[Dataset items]
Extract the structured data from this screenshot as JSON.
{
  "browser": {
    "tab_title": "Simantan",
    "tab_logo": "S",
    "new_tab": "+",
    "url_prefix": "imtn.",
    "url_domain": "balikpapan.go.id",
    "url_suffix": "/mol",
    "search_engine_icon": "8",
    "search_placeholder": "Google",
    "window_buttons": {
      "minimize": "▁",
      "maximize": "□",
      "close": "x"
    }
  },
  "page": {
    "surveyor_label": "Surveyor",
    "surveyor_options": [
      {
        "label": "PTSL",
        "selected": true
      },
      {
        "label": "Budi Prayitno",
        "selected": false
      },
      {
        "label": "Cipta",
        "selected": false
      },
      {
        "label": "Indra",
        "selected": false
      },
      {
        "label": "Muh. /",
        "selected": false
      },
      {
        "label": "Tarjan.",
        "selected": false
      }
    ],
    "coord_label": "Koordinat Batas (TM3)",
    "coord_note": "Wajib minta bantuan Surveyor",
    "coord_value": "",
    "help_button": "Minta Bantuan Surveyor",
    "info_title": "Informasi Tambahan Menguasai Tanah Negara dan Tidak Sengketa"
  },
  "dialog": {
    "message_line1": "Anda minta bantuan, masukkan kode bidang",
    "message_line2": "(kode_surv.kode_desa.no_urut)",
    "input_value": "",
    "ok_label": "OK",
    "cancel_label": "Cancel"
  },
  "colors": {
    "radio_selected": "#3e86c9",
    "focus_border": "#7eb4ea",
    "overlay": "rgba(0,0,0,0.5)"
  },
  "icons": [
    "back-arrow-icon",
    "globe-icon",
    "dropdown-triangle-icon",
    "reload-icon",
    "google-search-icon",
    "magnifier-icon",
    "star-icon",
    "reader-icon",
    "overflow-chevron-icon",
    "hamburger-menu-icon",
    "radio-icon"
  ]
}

* [Your task] Repeat the data verbatim.

* [Result for this task]
Extract the structured data from this screenshot as JSON.
{
  "browser": {
    "tab_title": "Simantan",
    "tab_logo": "S",
    "new_tab": "+",
    "url_prefix": "imtn.",
    "url_domain": "balikpapan.go.id",
    "url_suffix": "/mol",
    "search_engine_icon": "8",
    "search_placeholder": "Google",
    "window_buttons": {
      "minimize": "▁",
      "maximize": "□",
      "close": "x"
    }
  },
  "page": {
    "surveyor_label": "Surveyor",
    "surveyor_options": [
      {
        "label": "PTSL",
        "selected": true
      },
      {
        "label": "Budi Prayitno",
        "selected": false
      },
      {
        "label": "Cipta",
        "selected": false
      },
      {
        "label": "Indra",
        "selected": false
      },
      {
        "label": "Muh. /",
        "selected": false
      },
      {
        "label": "Tarjan.",
        "selected": false
      }
    ],
    "coord_label": "Koordinat Batas (TM3)",
    "coord_note": "Wajib minta bantuan Surveyor",
    "coord_value": "",
    "help_button": "Minta Bantuan Surveyor",
    "info_title": "Informasi Tambahan Menguasai Tanah Negara dan Tidak Sengketa"
  },
  "dialog": {
    "message_line1": "Anda minta bantuan, masukkan kode bidang",
    "message_line2": "(kode_surv.kode_desa.no_urut)",
    "input_value": "",
    "ok_label": "OK",
    "cancel_label": "Cancel"
  },
  "colors": {
    "radio_selected": "#3e86c9",
    "focus_border": "#7eb4ea",
    "overlay": "rgba(0,0,0,0.5)"
  },
  "icons": [
    "back-arrow-icon",
    "globe-icon",
    "dropdown-triangle-icon",
    "reload-icon",
    "google-search-icon",
    "magnifier-icon",
    "star-icon",
    "reader-icon",
    "overflow-chevron-icon",
    "hamburger-menu-icon",
    "radio-icon"
  ]
}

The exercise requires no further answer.